#### WHAT YOU NEED TO DO:
Reproduce the records below, renaming every instance of "arcsec" to "arcseconds" and leaving all other text intact.

#### TASK DATA:

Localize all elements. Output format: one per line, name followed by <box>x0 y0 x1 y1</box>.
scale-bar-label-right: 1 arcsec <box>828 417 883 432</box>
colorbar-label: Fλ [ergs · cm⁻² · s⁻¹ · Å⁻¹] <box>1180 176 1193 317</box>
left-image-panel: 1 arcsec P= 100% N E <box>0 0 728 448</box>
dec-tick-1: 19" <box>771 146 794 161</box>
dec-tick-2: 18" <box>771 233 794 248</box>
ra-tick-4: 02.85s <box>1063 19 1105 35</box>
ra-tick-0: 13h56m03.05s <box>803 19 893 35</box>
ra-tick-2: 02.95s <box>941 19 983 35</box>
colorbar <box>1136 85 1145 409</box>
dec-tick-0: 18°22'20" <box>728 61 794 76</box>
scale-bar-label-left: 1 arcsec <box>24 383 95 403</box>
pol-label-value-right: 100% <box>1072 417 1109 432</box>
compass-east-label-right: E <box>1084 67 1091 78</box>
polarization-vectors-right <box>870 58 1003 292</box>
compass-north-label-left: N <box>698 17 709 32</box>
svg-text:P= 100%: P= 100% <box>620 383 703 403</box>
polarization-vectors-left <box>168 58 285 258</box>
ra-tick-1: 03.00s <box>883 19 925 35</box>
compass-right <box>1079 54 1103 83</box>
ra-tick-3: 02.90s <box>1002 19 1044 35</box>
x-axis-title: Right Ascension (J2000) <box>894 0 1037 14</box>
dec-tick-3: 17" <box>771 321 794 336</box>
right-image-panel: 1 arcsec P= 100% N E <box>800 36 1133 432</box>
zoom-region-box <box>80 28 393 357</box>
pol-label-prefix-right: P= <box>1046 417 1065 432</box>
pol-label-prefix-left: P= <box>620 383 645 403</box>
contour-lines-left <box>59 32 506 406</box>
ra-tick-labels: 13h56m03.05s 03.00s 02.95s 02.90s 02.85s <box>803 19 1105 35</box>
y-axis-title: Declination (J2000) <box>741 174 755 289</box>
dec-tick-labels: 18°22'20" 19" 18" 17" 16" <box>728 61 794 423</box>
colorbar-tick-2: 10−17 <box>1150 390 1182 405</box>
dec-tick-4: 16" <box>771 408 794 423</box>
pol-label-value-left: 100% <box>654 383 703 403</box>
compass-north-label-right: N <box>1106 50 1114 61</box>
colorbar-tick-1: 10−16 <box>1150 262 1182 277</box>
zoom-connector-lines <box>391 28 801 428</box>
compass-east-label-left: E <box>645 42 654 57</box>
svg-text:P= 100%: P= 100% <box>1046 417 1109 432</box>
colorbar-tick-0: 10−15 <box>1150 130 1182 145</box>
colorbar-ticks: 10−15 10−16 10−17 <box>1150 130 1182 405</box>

#### SOLUTION FOR THIS PROBLEM:
Localize all elements. Output format: one per line, name followed by <box>x0 y0 x1 y1</box>.
scale-bar-label-right: 1 arcseconds <box>828 417 883 432</box>
colorbar-label: Fλ [ergs · cm⁻² · s⁻¹ · Å⁻¹] <box>1180 176 1193 317</box>
left-image-panel: 1 arcseconds P= 100% N E <box>0 0 728 448</box>
dec-tick-1: 19" <box>771 146 794 161</box>
dec-tick-2: 18" <box>771 233 794 248</box>
ra-tick-4: 02.85s <box>1063 19 1105 35</box>
ra-tick-0: 13h56m03.05s <box>803 19 893 35</box>
ra-tick-2: 02.95s <box>941 19 983 35</box>
colorbar <box>1136 85 1145 409</box>
dec-tick-0: 18°22'20" <box>728 61 794 76</box>
scale-bar-label-left: 1 arcseconds <box>24 383 95 403</box>
pol-label-value-right: 100% <box>1072 417 1109 432</box>
compass-east-label-right: E <box>1084 67 1091 78</box>
polarization-vectors-right <box>870 58 1003 292</box>
compass-north-label-left: N <box>698 17 709 32</box>
svg-text:P= 100%: P= 100% <box>620 383 703 403</box>
polarization-vectors-left <box>168 58 285 258</box>
ra-tick-1: 03.00s <box>883 19 925 35</box>
compass-right <box>1079 54 1103 83</box>
ra-tick-3: 02.90s <box>1002 19 1044 35</box>
x-axis-title: Right Ascension (J2000) <box>894 0 1037 14</box>
dec-tick-3: 17" <box>771 321 794 336</box>
right-image-panel: 1 arcseconds P= 100% N E <box>800 36 1133 432</box>
zoom-region-box <box>80 28 393 357</box>
pol-label-prefix-right: P= <box>1046 417 1065 432</box>
pol-label-prefix-left: P= <box>620 383 645 403</box>
contour-lines-left <box>59 32 506 406</box>
ra-tick-labels: 13h56m03.05s 03.00s 02.95s 02.90s 02.85s <box>803 19 1105 35</box>
y-axis-title: Declination (J2000) <box>741 174 755 289</box>
dec-tick-labels: 18°22'20" 19" 18" 17" 16" <box>728 61 794 423</box>
colorbar-tick-2: 10−17 <box>1150 390 1182 405</box>
dec-tick-4: 16" <box>771 408 794 423</box>
pol-label-value-left: 100% <box>654 383 703 403</box>
compass-north-label-right: N <box>1106 50 1114 61</box>
colorbar-tick-1: 10−16 <box>1150 262 1182 277</box>
zoom-connector-lines <box>391 28 801 428</box>
compass-east-label-left: E <box>645 42 654 57</box>
svg-text:P= 100%: P= 100% <box>1046 417 1109 432</box>
colorbar-tick-0: 10−15 <box>1150 130 1182 145</box>
colorbar-ticks: 10−15 10−16 10−17 <box>1150 130 1182 405</box>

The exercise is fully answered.